-- start of Records shown --
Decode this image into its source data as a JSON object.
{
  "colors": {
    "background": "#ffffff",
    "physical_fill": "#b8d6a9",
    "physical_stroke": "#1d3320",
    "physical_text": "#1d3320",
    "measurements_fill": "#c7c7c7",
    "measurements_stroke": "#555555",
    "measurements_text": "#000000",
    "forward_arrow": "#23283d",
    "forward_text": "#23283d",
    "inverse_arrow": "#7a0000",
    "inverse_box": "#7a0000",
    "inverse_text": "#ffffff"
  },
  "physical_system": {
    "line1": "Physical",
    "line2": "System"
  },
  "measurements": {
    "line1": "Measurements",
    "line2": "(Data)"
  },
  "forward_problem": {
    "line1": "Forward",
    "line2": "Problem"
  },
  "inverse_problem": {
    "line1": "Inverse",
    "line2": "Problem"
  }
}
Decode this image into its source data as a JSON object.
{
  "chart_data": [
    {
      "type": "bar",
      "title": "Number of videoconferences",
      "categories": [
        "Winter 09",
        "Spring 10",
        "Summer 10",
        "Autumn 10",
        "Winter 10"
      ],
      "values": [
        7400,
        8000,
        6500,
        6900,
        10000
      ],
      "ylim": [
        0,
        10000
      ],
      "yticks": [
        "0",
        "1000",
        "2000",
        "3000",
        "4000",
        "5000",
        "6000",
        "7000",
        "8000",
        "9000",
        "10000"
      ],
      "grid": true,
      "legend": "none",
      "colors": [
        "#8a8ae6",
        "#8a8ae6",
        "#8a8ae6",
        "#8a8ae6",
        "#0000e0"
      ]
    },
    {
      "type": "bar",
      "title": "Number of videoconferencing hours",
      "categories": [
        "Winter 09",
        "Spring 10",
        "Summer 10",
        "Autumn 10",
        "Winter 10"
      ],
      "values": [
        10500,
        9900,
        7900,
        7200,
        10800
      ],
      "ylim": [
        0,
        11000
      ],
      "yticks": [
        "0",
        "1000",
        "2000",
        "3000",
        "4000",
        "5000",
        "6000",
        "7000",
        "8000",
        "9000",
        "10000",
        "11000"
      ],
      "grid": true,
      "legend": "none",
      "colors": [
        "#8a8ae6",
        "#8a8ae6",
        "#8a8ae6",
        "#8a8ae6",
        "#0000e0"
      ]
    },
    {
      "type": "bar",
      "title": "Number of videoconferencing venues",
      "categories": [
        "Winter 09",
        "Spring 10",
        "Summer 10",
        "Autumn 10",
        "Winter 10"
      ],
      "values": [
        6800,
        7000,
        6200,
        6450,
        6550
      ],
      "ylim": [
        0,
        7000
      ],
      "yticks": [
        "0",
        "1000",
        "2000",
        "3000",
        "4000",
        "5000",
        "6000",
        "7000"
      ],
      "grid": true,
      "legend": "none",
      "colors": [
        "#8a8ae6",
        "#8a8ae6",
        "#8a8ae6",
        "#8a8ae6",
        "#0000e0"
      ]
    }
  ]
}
-- end of Records shown --
-- Stated exercise --
All lines holding the word "title" should be picked out and copied.

-- Result for this exercise --
      "title": "Number of videoconferences",
      "title": "Number of videoconferencing hours",
      "title": "Number of videoconferencing venues",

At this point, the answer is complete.